### PROBLEM DETAILS
Extract every record, keeping each one exactly as it is.
══════════
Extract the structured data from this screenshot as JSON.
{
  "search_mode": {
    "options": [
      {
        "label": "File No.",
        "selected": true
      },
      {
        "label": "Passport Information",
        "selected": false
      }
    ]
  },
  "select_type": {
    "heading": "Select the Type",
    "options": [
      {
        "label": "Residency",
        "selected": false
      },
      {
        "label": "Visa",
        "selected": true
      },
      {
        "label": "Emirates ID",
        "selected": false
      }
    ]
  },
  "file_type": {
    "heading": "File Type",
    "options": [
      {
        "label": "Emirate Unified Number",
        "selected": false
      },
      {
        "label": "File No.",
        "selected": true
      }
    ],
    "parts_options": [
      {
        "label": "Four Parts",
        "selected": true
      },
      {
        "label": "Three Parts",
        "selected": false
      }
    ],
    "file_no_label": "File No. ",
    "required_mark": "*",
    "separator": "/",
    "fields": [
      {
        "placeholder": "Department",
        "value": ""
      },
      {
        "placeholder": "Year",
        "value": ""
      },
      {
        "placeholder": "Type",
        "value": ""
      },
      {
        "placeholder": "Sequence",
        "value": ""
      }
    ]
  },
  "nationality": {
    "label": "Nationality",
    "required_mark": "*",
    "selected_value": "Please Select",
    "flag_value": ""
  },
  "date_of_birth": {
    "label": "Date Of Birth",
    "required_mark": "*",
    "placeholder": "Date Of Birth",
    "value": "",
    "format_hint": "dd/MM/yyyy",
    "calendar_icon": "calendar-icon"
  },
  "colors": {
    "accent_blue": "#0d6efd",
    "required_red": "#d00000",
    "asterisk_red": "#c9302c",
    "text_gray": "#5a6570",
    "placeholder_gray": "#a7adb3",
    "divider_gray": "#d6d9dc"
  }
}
══════════
### EXERCISE SOLUTION
Extract the structured data from this screenshot as JSON.
{
  "search_mode": {
    "options": [
      {
        "label": "File No.",
        "selected": true
      },
      {
        "label": "Passport Information",
        "selected": false
      }
    ]
  },
  "select_type": {
    "heading": "Select the Type",
    "options": [
      {
        "label": "Residency",
        "selected": false
      },
      {
        "label": "Visa",
        "selected": true
      },
      {
        "label": "Emirates ID",
        "selected": false
      }
    ]
  },
  "file_type": {
    "heading": "File Type",
    "options": [
      {
        "label": "Emirate Unified Number",
        "selected": false
      },
      {
        "label": "File No.",
        "selected": true
      }
    ],
    "parts_options": [
      {
        "label": "Four Parts",
        "selected": true
      },
      {
        "label": "Three Parts",
        "selected": false
      }
    ],
    "file_no_label": "File No. ",
    "required_mark": "*",
    "separator": "/",
    "fields": [
      {
        "placeholder": "Department",
        "value": ""
      },
      {
        "placeholder": "Year",
        "value": ""
      },
      {
        "placeholder": "Type",
        "value": ""
      },
      {
        "placeholder": "Sequence",
        "value": ""
      }
    ]
  },
  "nationality": {
    "label": "Nationality",
    "required_mark": "*",
    "selected_value": "Please Select",
    "flag_value": ""
  },
  "date_of_birth": {
    "label": "Date Of Birth",
    "required_mark": "*",
    "placeholder": "Date Of Birth",
    "value": "",
    "format_hint": "dd/MM/yyyy",
    "calendar_icon": "calendar-icon"
  },
  "colors": {
    "accent_blue": "#0d6efd",
    "required_red": "#d00000",
    "asterisk_red": "#c9302c",
    "text_gray": "#5a6570",
    "placeholder_gray": "#a7adb3",
    "divider_gray": "#d6d9dc"
  }
}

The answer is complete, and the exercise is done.